_Task data_
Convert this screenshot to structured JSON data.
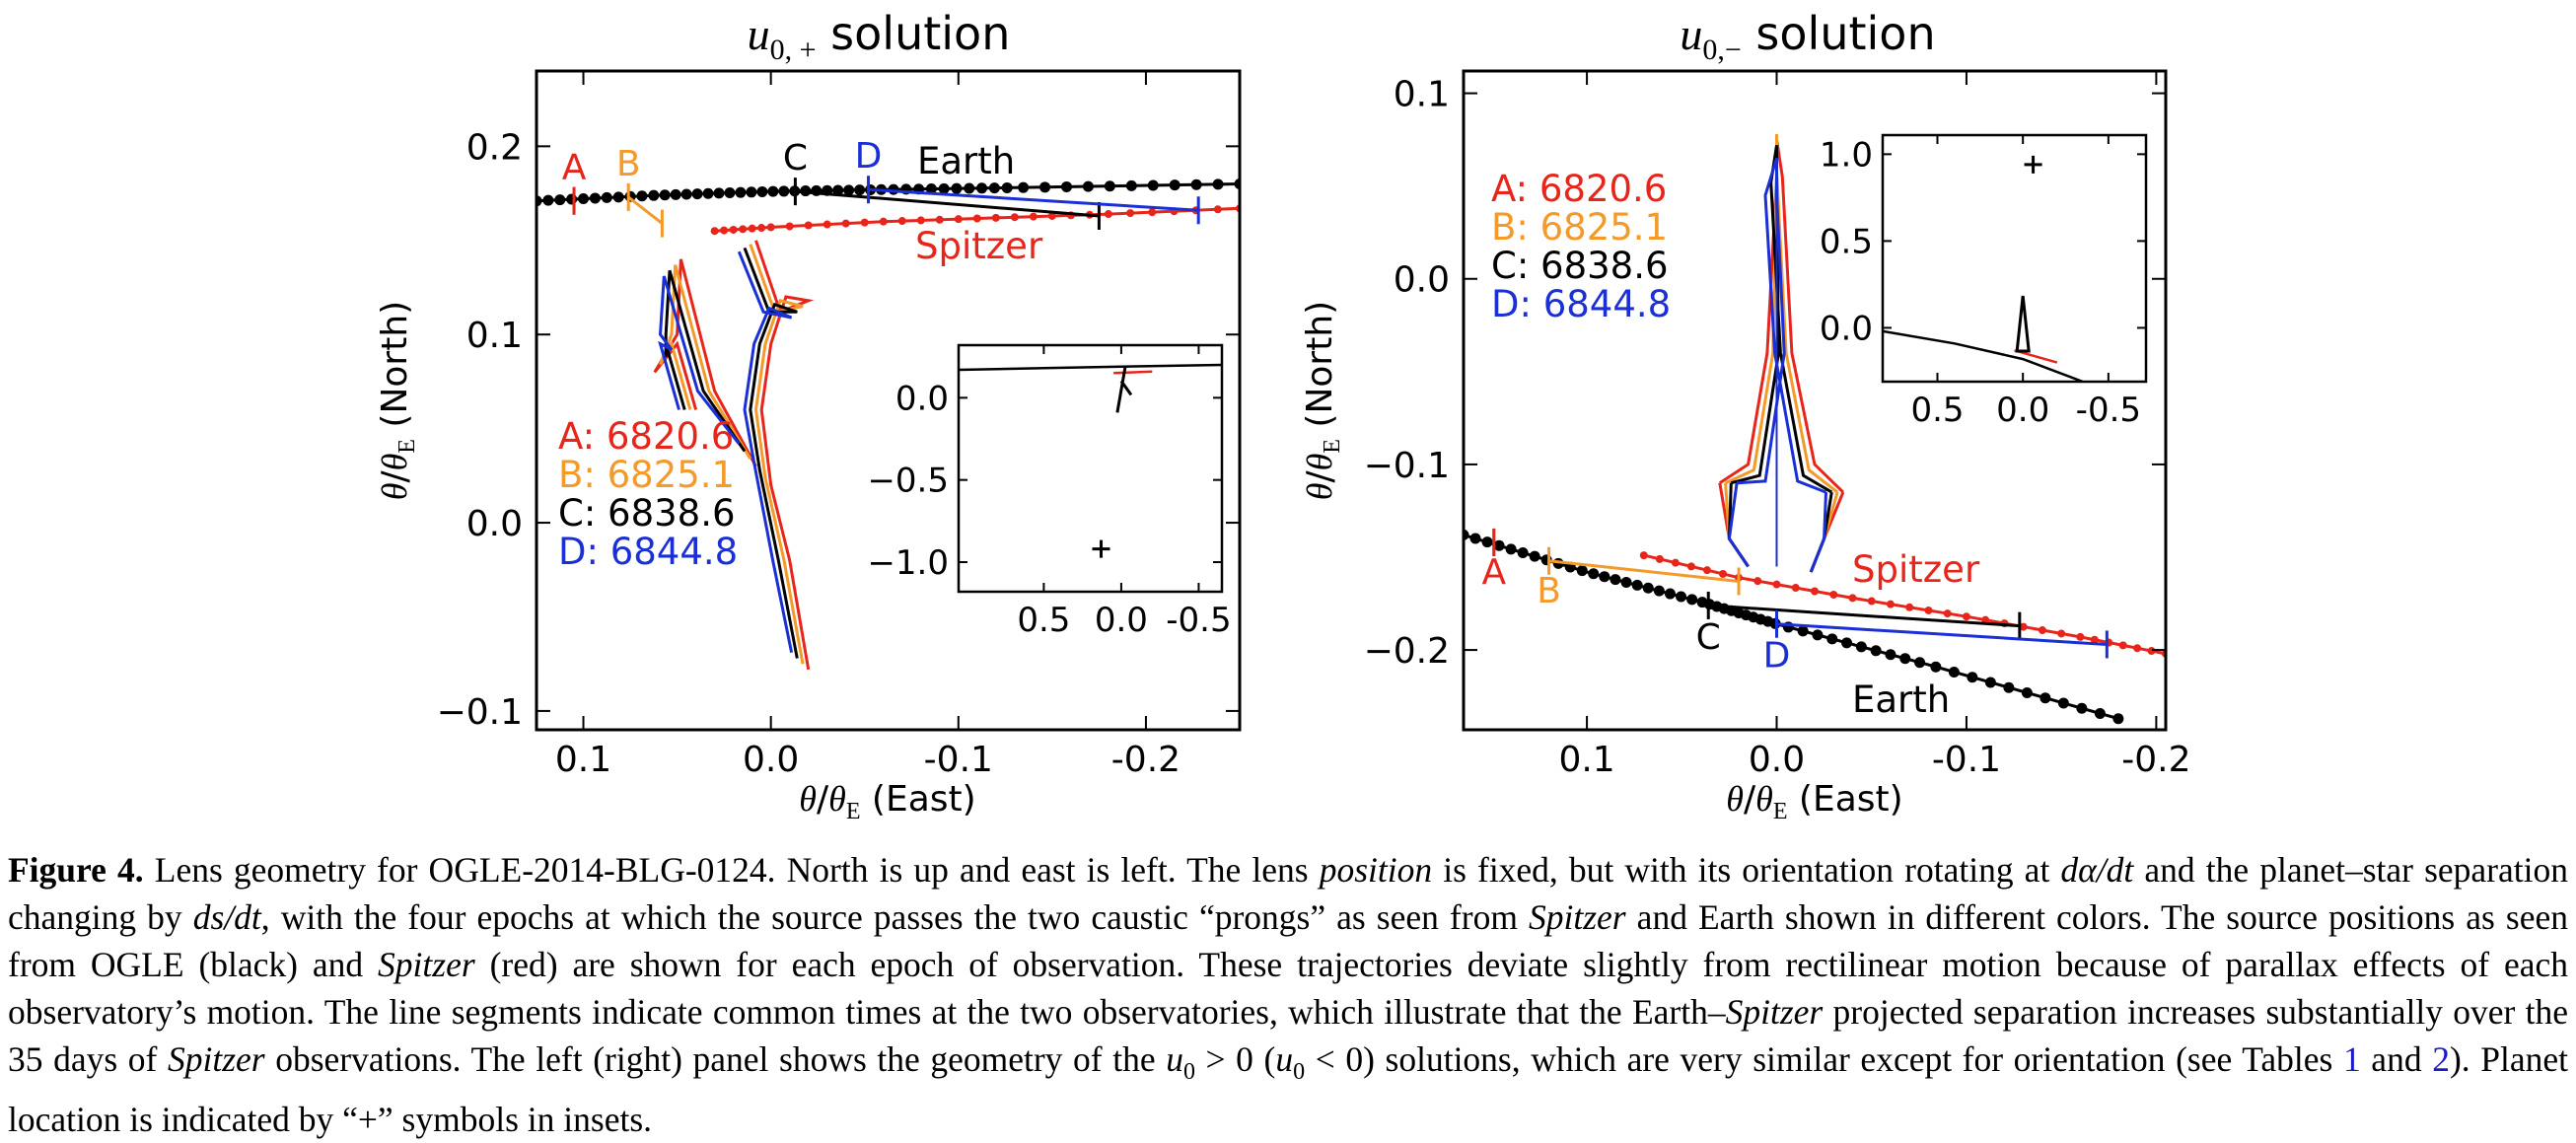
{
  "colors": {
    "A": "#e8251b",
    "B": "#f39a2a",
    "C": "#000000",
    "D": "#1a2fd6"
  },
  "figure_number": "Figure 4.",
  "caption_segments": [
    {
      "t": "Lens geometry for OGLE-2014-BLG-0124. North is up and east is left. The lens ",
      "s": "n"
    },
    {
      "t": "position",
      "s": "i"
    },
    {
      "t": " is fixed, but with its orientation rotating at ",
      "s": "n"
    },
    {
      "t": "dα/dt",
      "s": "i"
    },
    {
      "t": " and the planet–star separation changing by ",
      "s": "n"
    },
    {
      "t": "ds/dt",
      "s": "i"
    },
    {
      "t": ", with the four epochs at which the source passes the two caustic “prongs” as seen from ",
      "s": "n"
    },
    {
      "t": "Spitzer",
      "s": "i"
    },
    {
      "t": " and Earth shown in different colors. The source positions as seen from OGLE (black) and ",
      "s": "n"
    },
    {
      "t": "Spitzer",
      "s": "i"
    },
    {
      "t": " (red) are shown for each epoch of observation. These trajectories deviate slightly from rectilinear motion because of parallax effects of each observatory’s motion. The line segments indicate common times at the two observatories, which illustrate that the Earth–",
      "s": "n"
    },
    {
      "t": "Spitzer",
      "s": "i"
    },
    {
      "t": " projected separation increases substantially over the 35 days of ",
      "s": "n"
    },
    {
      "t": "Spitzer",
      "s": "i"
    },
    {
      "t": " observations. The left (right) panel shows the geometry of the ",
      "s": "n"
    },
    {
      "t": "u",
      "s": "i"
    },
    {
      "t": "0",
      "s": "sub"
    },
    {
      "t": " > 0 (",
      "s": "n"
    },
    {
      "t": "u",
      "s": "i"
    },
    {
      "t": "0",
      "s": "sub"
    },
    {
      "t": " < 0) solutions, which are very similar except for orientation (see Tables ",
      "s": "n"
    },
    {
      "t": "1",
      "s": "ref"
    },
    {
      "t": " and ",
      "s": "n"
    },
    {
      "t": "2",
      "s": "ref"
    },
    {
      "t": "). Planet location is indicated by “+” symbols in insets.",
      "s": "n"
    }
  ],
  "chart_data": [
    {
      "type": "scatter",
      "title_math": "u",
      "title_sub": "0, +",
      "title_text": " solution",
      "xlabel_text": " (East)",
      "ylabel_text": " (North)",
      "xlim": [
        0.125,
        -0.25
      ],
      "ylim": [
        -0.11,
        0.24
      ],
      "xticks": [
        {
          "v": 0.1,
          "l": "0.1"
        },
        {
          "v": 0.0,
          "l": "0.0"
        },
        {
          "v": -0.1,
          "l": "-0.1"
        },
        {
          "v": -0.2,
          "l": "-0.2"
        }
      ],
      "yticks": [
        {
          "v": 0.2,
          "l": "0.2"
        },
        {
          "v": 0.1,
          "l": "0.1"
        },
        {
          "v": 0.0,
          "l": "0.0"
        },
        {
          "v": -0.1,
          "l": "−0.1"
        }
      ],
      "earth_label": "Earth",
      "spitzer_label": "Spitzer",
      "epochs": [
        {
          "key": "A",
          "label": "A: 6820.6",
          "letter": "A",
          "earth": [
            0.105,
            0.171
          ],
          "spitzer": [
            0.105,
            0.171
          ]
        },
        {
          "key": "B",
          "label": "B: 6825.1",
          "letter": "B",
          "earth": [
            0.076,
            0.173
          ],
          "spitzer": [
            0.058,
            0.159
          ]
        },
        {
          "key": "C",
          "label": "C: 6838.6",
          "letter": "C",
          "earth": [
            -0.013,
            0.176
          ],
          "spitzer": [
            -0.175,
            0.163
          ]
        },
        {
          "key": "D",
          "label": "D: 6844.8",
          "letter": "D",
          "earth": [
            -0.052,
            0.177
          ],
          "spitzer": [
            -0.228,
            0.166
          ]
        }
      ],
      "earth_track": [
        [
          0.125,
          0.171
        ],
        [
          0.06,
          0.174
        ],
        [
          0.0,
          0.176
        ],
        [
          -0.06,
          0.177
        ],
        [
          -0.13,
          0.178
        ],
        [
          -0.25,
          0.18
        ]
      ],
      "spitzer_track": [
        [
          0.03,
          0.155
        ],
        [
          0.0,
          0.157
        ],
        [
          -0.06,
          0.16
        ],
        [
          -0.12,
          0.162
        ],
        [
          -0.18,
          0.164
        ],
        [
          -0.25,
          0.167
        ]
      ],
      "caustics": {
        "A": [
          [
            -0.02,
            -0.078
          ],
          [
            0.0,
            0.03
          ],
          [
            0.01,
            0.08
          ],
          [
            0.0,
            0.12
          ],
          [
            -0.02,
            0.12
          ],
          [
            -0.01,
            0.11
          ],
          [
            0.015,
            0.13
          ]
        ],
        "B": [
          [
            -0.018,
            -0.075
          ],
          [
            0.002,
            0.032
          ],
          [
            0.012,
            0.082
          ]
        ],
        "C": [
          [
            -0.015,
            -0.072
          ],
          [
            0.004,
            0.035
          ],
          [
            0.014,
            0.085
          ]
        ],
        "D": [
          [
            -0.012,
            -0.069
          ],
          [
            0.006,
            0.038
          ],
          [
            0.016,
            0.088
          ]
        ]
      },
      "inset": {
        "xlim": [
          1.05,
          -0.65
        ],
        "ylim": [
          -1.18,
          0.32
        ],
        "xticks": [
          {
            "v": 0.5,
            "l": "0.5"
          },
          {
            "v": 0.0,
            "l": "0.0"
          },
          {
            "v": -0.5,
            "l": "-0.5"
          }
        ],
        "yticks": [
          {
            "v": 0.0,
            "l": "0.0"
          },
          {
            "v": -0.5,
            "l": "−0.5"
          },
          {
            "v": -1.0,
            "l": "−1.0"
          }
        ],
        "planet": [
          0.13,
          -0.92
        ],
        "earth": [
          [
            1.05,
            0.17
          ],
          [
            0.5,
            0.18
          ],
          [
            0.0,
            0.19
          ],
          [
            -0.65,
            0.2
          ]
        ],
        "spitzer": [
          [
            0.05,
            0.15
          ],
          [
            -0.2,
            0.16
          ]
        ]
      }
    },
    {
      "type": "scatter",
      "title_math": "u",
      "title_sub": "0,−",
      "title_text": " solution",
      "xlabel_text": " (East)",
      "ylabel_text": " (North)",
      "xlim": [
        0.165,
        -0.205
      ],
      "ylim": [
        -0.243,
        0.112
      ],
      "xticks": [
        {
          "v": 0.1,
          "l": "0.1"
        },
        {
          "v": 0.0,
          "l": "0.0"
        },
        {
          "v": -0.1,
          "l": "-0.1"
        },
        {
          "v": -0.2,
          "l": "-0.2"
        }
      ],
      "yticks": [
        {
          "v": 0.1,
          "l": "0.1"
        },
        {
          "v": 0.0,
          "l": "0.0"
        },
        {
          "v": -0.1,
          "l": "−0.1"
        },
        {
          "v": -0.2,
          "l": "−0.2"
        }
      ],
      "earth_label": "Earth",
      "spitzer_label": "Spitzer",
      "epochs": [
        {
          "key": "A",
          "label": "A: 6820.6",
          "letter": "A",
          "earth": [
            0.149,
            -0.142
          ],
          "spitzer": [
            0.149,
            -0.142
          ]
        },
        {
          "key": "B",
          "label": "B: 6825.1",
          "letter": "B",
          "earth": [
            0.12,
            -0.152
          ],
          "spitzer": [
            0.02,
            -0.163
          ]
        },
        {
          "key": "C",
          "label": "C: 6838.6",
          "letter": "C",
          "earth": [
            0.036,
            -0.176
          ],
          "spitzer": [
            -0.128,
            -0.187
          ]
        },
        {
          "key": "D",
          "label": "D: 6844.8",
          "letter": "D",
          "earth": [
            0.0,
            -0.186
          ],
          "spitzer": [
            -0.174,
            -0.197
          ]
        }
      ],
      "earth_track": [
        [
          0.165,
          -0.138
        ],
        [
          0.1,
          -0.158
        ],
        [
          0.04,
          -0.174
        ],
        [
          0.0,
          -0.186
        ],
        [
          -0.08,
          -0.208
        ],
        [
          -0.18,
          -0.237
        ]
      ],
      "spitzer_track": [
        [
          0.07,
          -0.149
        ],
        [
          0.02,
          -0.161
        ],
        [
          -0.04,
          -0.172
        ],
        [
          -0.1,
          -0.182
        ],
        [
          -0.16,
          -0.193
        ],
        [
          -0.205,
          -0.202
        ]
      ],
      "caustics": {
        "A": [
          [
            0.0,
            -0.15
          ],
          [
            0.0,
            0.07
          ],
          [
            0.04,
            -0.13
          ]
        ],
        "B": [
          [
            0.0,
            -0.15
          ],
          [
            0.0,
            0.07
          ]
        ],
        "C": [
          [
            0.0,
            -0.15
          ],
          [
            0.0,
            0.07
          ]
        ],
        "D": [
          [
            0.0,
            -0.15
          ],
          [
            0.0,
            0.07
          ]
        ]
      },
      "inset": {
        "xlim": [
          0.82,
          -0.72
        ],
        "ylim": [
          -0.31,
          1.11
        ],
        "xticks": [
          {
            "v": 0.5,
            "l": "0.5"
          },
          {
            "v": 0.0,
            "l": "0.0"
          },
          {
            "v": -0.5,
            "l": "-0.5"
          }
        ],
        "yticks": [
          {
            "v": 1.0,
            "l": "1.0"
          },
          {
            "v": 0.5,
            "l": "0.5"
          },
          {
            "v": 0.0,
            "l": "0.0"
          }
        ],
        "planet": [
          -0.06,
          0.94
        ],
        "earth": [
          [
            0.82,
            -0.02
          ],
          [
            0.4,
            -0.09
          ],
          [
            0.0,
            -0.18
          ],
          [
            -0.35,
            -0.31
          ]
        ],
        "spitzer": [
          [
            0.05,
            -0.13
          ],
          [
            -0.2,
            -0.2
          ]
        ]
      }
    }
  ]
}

_Stated goal_
Copy each line above where the string "with" occurs.

_Worked solution_
      "t": " is fixed, but with its orientation rotating at ",
      "t": ", with the four epochs at which the source passes the two caustic “prongs” as seen from ",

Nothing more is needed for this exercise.